> _Objective_:
Reproduce each line exactly. Skip none.

> _Supplied data_:
● ● ● ● ● ● ●
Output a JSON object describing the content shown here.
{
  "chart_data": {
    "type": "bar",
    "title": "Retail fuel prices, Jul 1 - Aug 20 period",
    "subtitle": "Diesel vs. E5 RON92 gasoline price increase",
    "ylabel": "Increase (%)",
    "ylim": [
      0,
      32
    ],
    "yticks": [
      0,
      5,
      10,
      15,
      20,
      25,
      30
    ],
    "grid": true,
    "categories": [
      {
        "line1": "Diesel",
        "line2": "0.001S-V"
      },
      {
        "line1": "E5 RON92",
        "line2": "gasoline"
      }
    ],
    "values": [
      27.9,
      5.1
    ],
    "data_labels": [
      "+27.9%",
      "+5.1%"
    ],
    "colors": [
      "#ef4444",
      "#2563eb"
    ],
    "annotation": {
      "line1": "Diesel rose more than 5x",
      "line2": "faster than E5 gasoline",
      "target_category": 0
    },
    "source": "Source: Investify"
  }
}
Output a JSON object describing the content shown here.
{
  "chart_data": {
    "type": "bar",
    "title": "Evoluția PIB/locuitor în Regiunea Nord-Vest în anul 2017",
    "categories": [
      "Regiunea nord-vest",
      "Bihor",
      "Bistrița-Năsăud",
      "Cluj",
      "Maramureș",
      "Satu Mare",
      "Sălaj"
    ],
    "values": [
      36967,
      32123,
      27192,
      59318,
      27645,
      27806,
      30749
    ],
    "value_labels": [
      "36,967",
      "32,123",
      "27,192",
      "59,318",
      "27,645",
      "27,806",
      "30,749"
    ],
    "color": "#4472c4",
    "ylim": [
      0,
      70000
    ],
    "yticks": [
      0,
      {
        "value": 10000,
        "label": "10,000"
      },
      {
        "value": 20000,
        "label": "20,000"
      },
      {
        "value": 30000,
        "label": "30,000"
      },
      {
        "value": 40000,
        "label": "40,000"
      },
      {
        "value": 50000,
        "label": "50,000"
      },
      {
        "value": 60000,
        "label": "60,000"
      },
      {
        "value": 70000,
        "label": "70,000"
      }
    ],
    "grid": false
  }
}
● ● ● ● ● ● ●
> _Complete response_:
Output a JSON object describing the content shown here.
{
  "chart_data": {
    "type": "bar",
    "title": "Retail fuel prices, Jul 1 - Aug 20 period",
    "subtitle": "Diesel vs. E5 RON92 gasoline price increase",
    "ylabel": "Increase (%)",
    "ylim": [
      0,
      32
    ],
    "yticks": [
      0,
      5,
      10,
      15,
      20,
      25,
      30
    ],
    "grid": true,
    "categories": [
      {
        "line1": "Diesel",
        "line2": "0.001S-V"
      },
      {
        "line1": "E5 RON92",
        "line2": "gasoline"
      }
    ],
    "values": [
      27.9,
      5.1
    ],
    "data_labels": [
      "+27.9%",
      "+5.1%"
    ],
    "colors": [
      "#ef4444",
      "#2563eb"
    ],
    "annotation": {
      "line1": "Diesel rose more than 5x",
      "line2": "faster than E5 gasoline",
      "target_category": 0
    },
    "source": "Source: Investify"
  }
}
Output a JSON object describing the content shown here.
{
  "chart_data": {
    "type": "bar",
    "title": "Evoluția PIB/locuitor în Regiunea Nord-Vest în anul 2017",
    "categories": [
      "Regiunea nord-vest",
      "Bihor",
      "Bistrița-Năsăud",
      "Cluj",
      "Maramureș",
      "Satu Mare",
      "Sălaj"
    ],
    "values": [
      36967,
      32123,
      27192,
      59318,
      27645,
      27806,
      30749
    ],
    "value_labels": [
      "36,967",
      "32,123",
      "27,192",
      "59,318",
      "27,645",
      "27,806",
      "30,749"
    ],
    "color": "#4472c4",
    "ylim": [
      0,
      70000
    ],
    "yticks": [
      0,
      {
        "value": 10000,
        "label": "10,000"
      },
      {
        "value": 20000,
        "label": "20,000"
      },
      {
        "value": 30000,
        "label": "30,000"
      },
      {
        "value": 40000,
        "label": "40,000"
      },
      {
        "value": 50000,
        "label": "50,000"
      },
      {
        "value": 60000,
        "label": "60,000"
      },
      {
        "value": 70000,
        "label": "70,000"
      }
    ],
    "grid": false
  }
}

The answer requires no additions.